(Dataset items)
::::::

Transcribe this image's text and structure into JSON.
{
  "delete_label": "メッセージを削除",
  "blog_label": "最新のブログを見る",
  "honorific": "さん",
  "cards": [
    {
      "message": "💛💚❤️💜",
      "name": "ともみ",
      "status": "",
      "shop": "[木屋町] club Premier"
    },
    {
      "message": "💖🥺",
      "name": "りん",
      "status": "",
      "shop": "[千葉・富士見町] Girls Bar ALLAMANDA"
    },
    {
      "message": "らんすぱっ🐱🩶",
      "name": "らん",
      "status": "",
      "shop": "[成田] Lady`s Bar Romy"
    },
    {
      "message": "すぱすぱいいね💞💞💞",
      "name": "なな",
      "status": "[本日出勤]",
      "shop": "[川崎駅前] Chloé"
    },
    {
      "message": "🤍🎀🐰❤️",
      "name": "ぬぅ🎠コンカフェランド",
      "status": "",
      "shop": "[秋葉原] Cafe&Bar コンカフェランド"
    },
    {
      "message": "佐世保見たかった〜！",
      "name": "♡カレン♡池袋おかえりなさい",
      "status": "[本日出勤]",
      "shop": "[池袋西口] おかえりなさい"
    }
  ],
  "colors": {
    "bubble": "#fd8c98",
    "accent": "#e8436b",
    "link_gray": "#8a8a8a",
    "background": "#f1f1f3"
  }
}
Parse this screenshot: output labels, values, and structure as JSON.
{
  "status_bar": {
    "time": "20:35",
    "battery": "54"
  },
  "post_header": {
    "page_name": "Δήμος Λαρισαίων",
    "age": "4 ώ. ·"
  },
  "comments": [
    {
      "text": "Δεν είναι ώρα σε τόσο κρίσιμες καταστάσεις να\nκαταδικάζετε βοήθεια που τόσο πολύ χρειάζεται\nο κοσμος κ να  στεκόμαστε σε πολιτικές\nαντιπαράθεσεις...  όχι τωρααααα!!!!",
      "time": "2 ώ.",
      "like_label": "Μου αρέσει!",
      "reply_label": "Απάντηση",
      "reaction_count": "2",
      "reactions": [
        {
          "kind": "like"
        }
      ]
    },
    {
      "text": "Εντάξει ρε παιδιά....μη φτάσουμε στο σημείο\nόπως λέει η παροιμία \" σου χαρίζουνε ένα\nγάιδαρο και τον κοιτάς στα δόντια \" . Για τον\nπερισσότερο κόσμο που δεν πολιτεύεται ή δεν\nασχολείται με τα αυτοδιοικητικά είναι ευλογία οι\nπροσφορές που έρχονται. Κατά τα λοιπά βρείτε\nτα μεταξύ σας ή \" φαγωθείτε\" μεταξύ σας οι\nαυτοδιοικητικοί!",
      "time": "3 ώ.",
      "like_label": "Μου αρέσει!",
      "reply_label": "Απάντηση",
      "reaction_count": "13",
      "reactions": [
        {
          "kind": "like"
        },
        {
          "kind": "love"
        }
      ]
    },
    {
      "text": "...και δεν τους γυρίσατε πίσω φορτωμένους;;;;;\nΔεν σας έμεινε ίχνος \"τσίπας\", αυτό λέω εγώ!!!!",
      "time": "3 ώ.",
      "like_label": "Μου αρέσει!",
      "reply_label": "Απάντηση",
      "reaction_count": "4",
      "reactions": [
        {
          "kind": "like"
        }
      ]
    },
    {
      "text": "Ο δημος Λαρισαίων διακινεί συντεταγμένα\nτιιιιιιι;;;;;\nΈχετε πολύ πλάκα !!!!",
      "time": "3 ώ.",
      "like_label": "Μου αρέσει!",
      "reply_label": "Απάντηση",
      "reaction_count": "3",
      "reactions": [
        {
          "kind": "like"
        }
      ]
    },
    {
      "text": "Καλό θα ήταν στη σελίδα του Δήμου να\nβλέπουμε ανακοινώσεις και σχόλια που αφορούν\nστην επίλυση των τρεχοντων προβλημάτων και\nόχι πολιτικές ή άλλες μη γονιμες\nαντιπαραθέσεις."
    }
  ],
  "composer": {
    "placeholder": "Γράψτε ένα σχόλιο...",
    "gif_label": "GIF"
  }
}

::::::

What is expected
Pick each line holding the word "text" out of the data and copy it.

Solution to this task
Transcribe this image's text and structure into JSON.
      "text": "Δεν είναι ώρα σε τόσο κρίσιμες καταστάσεις να\nκαταδικάζετε βοήθεια που τόσο πολύ χρειάζεται\nο κοσμος κ να  στεκόμαστε σε πολιτικές\nαντιπαράθεσεις...  όχι τωρααααα!!!!",
      "text": "Εντάξει ρε παιδιά....μη φτάσουμε στο σημείο\nόπως λέει η παροιμία \" σου χαρίζουνε ένα\nγάιδαρο και τον κοιτάς στα δόντια \" . Για τον\nπερισσότερο κόσμο που δεν πολιτεύεται ή δεν\nασχολείται με τα αυτοδιοικητικά είναι ευλογία οι\nπροσφορές που έρχονται. Κατά τα λοιπά βρείτε\nτα μεταξύ σας ή \" φαγωθείτε\" μεταξύ σας οι\nαυτοδιοικητικοί!",
      "text": "...και δεν τους γυρίσατε πίσω φορτωμένους;;;;;\nΔεν σας έμεινε ίχνος \"τσίπας\", αυτό λέω εγώ!!!!",
      "text": "Ο δημος Λαρισαίων διακινεί συντεταγμένα\nτιιιιιιι;;;;;\nΈχετε πολύ πλάκα !!!!",
      "text": "Καλό θα ήταν στη σελίδα του Δήμου να\nβλέπουμε ανακοινώσεις και σχόλια που αφορούν\nστην επίλυση των τρεχοντων προβλημάτων και\nόχι πολιτικές ή άλλες μη γονιμες\nαντιπαραθέσεις."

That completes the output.